Memang sebaiknya kita tidak menampakkan kenikmatan-kenikmatan tertentu yang diberikan oleh Tuhan kepada kita untuk menghindari hal-hal yang tidak diinginkan, misalnya kecemburuan dan penyakit ain.
Contoh-contohnya...
Kita punya mobil dan rumah sendiri sedangkan teman kita tidak, sebaiknya kita tidak menampakkan dan membahas hal tersebut.
Kita sudah dilamar orang dan akan menikah dalam waktu dekat, sementara teman kita jomblo menahun dan belum sanggup untuk menikah, sebaiknya kita juga tidak menampakkan dan membahas hal tersebut.
Kita sudah umroh, sedangkan teman kita ingin namun belum mampu, sebaiknya kita juga tidak menampakkan dan membahas hal tersebut.
Kita punya anak lucu sementara teman kita belum dikaruniai anak walaupun sudah berusaha dari a-z ke sana ke mari, sebaiknya kita juga tidak menampakkan dan membahas hal tersebut.

Butir yang Ditampilkan:
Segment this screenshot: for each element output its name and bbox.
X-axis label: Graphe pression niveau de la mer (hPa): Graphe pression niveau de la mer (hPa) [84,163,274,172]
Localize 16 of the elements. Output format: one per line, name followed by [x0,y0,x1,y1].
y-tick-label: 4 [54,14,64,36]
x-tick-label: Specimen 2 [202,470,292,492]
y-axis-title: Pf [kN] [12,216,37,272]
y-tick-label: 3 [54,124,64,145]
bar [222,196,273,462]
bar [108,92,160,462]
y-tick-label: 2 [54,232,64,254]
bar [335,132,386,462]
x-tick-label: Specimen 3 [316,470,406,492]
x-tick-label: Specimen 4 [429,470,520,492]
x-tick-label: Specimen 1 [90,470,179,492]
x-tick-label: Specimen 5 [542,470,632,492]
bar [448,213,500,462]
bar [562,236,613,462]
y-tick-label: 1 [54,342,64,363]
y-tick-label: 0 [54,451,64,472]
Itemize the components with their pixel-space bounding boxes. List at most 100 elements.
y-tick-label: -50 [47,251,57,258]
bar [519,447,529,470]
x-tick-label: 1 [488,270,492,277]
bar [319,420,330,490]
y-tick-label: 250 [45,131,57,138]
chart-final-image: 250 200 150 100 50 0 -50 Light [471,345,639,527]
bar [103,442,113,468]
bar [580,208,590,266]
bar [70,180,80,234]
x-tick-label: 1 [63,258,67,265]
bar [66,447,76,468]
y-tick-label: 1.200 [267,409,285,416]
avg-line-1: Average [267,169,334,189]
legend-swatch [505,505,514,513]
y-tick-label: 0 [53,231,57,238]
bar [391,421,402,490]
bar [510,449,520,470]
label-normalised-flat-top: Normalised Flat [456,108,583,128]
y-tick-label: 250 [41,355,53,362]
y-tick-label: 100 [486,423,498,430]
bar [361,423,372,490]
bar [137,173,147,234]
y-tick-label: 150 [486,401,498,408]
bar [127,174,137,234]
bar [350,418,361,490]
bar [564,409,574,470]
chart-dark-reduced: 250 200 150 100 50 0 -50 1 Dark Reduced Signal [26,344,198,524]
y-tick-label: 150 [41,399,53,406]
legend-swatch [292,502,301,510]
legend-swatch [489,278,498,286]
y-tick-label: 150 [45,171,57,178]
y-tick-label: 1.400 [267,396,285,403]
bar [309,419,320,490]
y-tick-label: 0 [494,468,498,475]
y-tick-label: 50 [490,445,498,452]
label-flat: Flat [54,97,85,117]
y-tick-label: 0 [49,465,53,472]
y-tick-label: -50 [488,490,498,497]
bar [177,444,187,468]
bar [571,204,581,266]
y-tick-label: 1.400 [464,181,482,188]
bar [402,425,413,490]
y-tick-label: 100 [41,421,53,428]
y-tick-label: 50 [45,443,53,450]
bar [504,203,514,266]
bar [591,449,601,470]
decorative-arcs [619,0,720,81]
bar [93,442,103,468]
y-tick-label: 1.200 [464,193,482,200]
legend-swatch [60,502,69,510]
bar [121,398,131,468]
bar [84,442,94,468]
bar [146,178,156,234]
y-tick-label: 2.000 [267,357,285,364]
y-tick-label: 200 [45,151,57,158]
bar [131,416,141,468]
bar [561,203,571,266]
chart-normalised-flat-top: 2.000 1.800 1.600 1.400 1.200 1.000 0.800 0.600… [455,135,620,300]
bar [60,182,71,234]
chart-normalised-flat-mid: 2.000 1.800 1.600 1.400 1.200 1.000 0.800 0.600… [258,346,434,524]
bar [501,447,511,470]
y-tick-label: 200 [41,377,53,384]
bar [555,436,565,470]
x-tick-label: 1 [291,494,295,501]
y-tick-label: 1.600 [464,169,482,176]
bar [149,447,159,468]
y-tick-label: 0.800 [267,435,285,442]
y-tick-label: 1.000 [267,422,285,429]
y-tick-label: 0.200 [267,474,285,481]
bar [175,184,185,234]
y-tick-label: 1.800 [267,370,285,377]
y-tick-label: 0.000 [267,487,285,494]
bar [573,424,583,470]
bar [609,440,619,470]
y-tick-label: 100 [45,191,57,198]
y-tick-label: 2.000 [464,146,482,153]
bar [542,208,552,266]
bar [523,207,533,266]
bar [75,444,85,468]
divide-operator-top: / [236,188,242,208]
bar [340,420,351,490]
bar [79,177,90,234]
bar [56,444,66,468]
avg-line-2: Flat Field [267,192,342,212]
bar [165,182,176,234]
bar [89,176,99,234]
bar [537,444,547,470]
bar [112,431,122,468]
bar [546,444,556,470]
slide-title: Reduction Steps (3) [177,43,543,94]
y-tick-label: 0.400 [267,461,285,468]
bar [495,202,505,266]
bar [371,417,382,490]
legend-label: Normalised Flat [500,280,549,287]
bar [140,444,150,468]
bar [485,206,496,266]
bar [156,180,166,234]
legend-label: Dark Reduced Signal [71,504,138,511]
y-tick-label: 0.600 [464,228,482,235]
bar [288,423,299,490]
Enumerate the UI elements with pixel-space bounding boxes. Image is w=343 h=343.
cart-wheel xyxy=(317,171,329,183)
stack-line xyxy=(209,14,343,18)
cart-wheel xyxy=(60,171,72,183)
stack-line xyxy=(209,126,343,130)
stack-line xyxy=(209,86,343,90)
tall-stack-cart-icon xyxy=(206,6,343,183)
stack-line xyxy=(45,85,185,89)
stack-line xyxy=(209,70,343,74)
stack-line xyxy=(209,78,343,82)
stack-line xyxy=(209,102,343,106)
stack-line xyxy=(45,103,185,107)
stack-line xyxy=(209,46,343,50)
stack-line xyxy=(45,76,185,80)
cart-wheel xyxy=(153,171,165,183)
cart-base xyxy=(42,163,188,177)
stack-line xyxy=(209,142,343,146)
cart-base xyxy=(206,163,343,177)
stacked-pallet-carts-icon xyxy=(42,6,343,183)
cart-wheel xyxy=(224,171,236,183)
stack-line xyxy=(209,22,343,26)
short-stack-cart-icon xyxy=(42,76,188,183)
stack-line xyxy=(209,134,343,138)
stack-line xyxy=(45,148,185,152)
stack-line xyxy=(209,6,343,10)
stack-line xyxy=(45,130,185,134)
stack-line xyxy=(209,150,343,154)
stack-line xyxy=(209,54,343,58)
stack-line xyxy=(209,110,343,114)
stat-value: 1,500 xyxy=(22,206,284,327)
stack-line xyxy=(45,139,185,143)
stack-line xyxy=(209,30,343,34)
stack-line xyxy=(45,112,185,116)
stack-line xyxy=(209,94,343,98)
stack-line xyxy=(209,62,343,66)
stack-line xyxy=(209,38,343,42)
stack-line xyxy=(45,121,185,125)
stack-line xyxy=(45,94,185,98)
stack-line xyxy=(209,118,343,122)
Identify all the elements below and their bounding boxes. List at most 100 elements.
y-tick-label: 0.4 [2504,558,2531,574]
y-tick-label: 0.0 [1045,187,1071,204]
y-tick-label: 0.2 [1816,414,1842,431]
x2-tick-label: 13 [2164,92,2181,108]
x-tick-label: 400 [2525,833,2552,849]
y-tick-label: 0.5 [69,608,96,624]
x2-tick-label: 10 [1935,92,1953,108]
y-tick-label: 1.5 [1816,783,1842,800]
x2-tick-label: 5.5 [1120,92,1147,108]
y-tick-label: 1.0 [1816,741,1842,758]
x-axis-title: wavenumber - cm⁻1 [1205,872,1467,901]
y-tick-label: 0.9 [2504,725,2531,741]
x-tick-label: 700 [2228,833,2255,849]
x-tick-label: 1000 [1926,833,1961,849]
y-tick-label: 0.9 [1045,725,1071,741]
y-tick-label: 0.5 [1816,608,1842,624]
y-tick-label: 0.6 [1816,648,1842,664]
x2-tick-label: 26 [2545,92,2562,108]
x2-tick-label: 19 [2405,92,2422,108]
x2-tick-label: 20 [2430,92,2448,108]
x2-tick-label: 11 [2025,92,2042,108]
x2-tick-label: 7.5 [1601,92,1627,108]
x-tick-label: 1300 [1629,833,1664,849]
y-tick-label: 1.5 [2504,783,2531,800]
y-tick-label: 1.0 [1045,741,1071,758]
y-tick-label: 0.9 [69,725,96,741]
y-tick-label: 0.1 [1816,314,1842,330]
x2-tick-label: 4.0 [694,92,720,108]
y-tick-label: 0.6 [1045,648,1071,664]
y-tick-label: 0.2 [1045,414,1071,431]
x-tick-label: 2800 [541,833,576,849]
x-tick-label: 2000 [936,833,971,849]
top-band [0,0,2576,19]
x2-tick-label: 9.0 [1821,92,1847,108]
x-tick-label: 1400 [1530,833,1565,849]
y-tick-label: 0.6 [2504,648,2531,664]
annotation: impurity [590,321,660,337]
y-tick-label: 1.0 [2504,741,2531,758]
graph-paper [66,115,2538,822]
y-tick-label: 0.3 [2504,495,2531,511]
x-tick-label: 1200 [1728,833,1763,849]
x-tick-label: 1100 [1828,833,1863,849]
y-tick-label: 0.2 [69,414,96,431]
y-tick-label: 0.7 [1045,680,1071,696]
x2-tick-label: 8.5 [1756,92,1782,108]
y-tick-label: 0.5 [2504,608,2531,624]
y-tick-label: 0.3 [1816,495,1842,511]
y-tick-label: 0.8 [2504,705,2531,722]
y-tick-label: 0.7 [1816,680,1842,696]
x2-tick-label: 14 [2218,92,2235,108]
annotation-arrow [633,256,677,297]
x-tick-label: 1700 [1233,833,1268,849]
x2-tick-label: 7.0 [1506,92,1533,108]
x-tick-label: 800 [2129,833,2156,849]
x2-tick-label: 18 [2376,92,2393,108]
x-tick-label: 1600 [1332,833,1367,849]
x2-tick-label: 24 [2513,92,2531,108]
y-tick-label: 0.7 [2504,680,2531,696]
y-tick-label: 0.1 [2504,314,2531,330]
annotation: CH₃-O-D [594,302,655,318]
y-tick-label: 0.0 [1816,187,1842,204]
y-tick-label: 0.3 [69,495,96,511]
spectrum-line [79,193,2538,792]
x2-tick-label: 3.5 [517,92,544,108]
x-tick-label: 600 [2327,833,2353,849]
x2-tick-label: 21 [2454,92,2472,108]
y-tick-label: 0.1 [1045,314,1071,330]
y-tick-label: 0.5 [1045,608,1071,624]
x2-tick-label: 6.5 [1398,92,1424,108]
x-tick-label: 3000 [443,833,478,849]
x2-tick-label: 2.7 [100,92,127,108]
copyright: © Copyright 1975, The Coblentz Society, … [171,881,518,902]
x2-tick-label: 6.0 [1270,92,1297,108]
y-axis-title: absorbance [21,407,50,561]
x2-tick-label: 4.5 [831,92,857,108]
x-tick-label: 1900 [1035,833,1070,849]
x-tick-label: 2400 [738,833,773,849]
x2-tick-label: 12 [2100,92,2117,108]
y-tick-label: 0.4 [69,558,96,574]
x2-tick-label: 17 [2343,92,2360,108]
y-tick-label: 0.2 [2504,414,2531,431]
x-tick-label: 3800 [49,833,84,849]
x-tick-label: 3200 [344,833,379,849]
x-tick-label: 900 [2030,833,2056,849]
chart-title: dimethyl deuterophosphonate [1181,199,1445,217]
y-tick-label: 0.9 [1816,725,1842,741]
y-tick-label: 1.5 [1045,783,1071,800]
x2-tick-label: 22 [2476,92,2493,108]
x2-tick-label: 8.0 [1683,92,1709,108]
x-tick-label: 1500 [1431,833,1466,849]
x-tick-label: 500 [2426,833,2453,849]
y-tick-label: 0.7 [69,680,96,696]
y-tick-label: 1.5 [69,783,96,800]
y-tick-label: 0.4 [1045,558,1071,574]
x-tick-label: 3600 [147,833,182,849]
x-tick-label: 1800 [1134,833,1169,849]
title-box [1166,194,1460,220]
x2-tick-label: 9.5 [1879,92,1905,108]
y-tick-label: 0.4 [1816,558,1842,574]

Yang Harus Dikerjakan:
Jawab pertanyaan berikut berdasarkan teks tentang tidak menampakkan kenikmatan dari Tuhan.
(a) Dua hal tidak diinginkan apa yang disebut sebagai contoh hal yang perlu dihindari?
(b) Pada contoh tentang umroh, bagaimana keadaan teman kita?
(c) Pada contoh tentang anak, apa yang sudah dilakukan teman yang belum dikaruniai anak?

Jawaban Latihan:
(a) Kecemburuan dan penyakit ain.
(b) Teman kita ingin umroh, tetapi belum mampu.
(c) Ia sudah berusaha dari a-z ke sana ke mari.